(Saved entries)
· · · ·

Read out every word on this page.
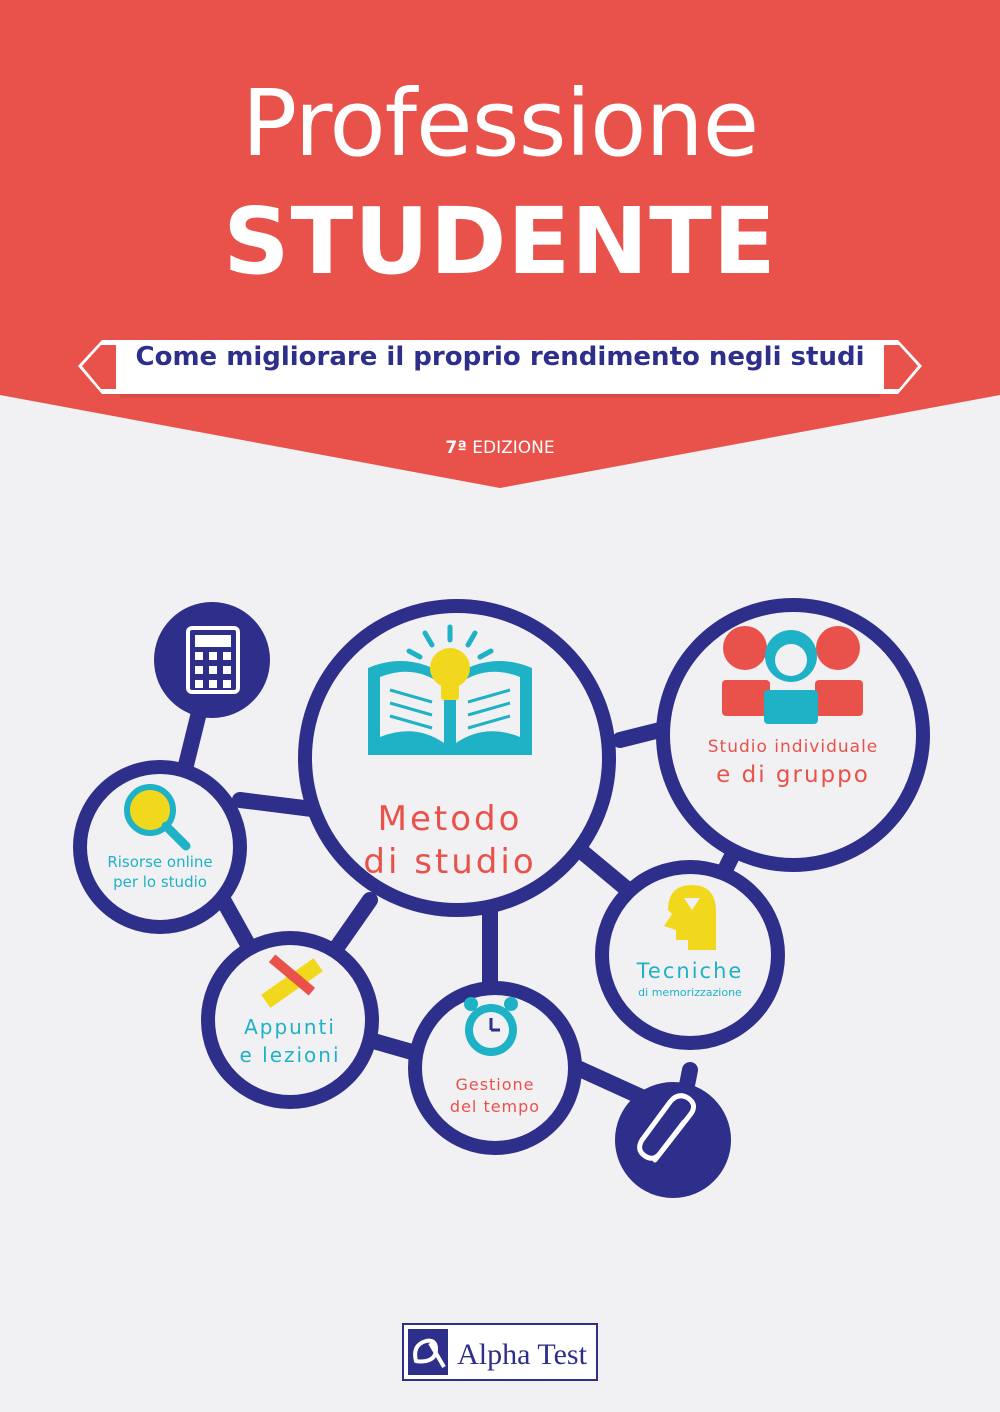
Professione
STUDENTE
Come migliorare il proprio rendimento negli studi
7ª EDIZIONE
Metodo
di studio
Risorse online
per lo studio
Studio individuale
e di gruppo
Tecniche
di memorizzazione
Appunti
e lezioni
Gestione
del tempo
Alpha Test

· · · ·

§ **WHAT IS BEING ASKED**: Without the pictures, restate all of the entries above verbatim.

§ **THE COMPLETED TASK**:
Read out every word on this page.
Professione
STUDENTE
Come migliorare il proprio rendimento negli studi
7ª EDIZIONE
Metodo
di studio
Risorse online
per lo studio
Studio individuale
e di gruppo
Tecniche
di memorizzazione
Appunti
e lezioni
Gestione
del tempo
Alpha Test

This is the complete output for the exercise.